> Problem to work on
Reproduce each line of the listing exactly.

(Entries taken from a collection)
┌──

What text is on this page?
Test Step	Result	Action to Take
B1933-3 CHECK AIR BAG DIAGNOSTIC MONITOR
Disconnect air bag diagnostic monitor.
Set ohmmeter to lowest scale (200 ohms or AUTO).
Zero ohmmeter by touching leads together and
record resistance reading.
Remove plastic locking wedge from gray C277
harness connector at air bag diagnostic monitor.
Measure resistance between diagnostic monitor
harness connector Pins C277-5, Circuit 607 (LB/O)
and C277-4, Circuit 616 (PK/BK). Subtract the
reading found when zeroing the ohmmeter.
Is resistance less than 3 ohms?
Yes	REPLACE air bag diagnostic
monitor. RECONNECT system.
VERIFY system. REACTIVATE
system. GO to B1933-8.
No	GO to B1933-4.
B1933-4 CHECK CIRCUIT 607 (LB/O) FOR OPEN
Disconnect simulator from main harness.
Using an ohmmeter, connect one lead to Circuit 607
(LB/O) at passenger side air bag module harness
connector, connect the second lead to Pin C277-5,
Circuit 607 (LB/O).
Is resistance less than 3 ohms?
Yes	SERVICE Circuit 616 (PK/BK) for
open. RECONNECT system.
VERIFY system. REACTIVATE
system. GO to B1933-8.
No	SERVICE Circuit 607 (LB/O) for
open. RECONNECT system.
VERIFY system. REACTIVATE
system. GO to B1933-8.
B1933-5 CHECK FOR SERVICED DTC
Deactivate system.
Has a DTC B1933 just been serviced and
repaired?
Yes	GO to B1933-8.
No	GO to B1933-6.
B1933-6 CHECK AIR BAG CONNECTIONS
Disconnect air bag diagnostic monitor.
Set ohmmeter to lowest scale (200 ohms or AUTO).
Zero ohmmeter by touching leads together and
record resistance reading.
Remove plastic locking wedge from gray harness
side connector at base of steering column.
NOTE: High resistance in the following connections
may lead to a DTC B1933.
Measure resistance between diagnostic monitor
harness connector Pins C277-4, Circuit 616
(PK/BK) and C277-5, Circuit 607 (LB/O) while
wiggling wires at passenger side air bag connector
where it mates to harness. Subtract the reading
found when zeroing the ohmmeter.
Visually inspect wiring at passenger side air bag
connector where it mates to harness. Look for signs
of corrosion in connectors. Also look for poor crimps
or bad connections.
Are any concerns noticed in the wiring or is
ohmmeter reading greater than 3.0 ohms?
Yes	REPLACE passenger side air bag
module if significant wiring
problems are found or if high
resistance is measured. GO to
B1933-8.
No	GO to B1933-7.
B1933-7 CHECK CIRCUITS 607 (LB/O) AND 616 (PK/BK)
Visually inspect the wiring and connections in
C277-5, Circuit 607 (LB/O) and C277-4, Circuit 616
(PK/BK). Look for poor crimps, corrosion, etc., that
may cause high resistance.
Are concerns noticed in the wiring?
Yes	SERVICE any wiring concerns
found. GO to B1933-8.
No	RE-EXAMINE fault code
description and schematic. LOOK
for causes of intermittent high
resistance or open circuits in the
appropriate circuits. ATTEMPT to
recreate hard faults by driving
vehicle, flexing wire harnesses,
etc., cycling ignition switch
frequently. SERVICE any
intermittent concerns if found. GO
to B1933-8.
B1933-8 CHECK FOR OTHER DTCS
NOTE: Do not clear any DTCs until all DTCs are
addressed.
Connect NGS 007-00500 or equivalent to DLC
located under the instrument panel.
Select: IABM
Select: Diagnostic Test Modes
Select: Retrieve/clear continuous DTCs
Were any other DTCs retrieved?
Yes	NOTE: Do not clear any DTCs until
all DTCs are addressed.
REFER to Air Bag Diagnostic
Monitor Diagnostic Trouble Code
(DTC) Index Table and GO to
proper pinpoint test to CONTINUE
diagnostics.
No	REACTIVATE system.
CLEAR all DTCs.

└──

> Result for this exercise
What text is on this page?
Test Step	Result	Action to Take
B1933-3 CHECK AIR BAG DIAGNOSTIC MONITOR
Disconnect air bag diagnostic monitor.
Set ohmmeter to lowest scale (200 ohms or AUTO).
Zero ohmmeter by touching leads together and
record resistance reading.
Remove plastic locking wedge from gray C277
harness connector at air bag diagnostic monitor.
Measure resistance between diagnostic monitor
harness connector Pins C277-5, Circuit 607 (LB/O)
and C277-4, Circuit 616 (PK/BK). Subtract the
reading found when zeroing the ohmmeter.
Is resistance less than 3 ohms?
Yes	REPLACE air bag diagnostic
monitor. RECONNECT system.
VERIFY system. REACTIVATE
system. GO to B1933-8.
No	GO to B1933-4.
B1933-4 CHECK CIRCUIT 607 (LB/O) FOR OPEN
Disconnect simulator from main harness.
Using an ohmmeter, connect one lead to Circuit 607
(LB/O) at passenger side air bag module harness
connector, connect the second lead to Pin C277-5,
Circuit 607 (LB/O).
Is resistance less than 3 ohms?
Yes	SERVICE Circuit 616 (PK/BK) for
open. RECONNECT system.
VERIFY system. REACTIVATE
system. GO to B1933-8.
No	SERVICE Circuit 607 (LB/O) for
open. RECONNECT system.
VERIFY system. REACTIVATE
system. GO to B1933-8.
B1933-5 CHECK FOR SERVICED DTC
Deactivate system.
Has a DTC B1933 just been serviced and
repaired?
Yes	GO to B1933-8.
No	GO to B1933-6.
B1933-6 CHECK AIR BAG CONNECTIONS
Disconnect air bag diagnostic monitor.
Set ohmmeter to lowest scale (200 ohms or AUTO).
Zero ohmmeter by touching leads together and
record resistance reading.
Remove plastic locking wedge from gray harness
side connector at base of steering column.
NOTE: High resistance in the following connections
may lead to a DTC B1933.
Measure resistance between diagnostic monitor
harness connector Pins C277-4, Circuit 616
(PK/BK) and C277-5, Circuit 607 (LB/O) while
wiggling wires at passenger side air bag connector
where it mates to harness. Subtract the reading
found when zeroing the ohmmeter.
Visually inspect wiring at passenger side air bag
connector where it mates to harness. Look for signs
of corrosion in connectors. Also look for poor crimps
or bad connections.
Are any concerns noticed in the wiring or is
ohmmeter reading greater than 3.0 ohms?
Yes	REPLACE passenger side air bag
module if significant wiring
problems are found or if high
resistance is measured. GO to
B1933-8.
No	GO to B1933-7.
B1933-7 CHECK CIRCUITS 607 (LB/O) AND 616 (PK/BK)
Visually inspect the wiring and connections in
C277-5, Circuit 607 (LB/O) and C277-4, Circuit 616
(PK/BK). Look for poor crimps, corrosion, etc., that
may cause high resistance.
Are concerns noticed in the wiring?
Yes	SERVICE any wiring concerns
found. GO to B1933-8.
No	RE-EXAMINE fault code
description and schematic. LOOK
for causes of intermittent high
resistance or open circuits in the
appropriate circuits. ATTEMPT to
recreate hard faults by driving
vehicle, flexing wire harnesses,
etc., cycling ignition switch
frequently. SERVICE any
intermittent concerns if found. GO
to B1933-8.
B1933-8 CHECK FOR OTHER DTCS
NOTE: Do not clear any DTCs until all DTCs are
addressed.
Connect NGS 007-00500 or equivalent to DLC
located under the instrument panel.
Select: IABM
Select: Diagnostic Test Modes
Select: Retrieve/clear continuous DTCs
Were any other DTCs retrieved?
Yes	NOTE: Do not clear any DTCs until
all DTCs are addressed.
REFER to Air Bag Diagnostic
Monitor Diagnostic Trouble Code
(DTC) Index Table and GO to
proper pinpoint test to CONTINUE
diagnostics.
No	REACTIVATE system.
CLEAR all DTCs.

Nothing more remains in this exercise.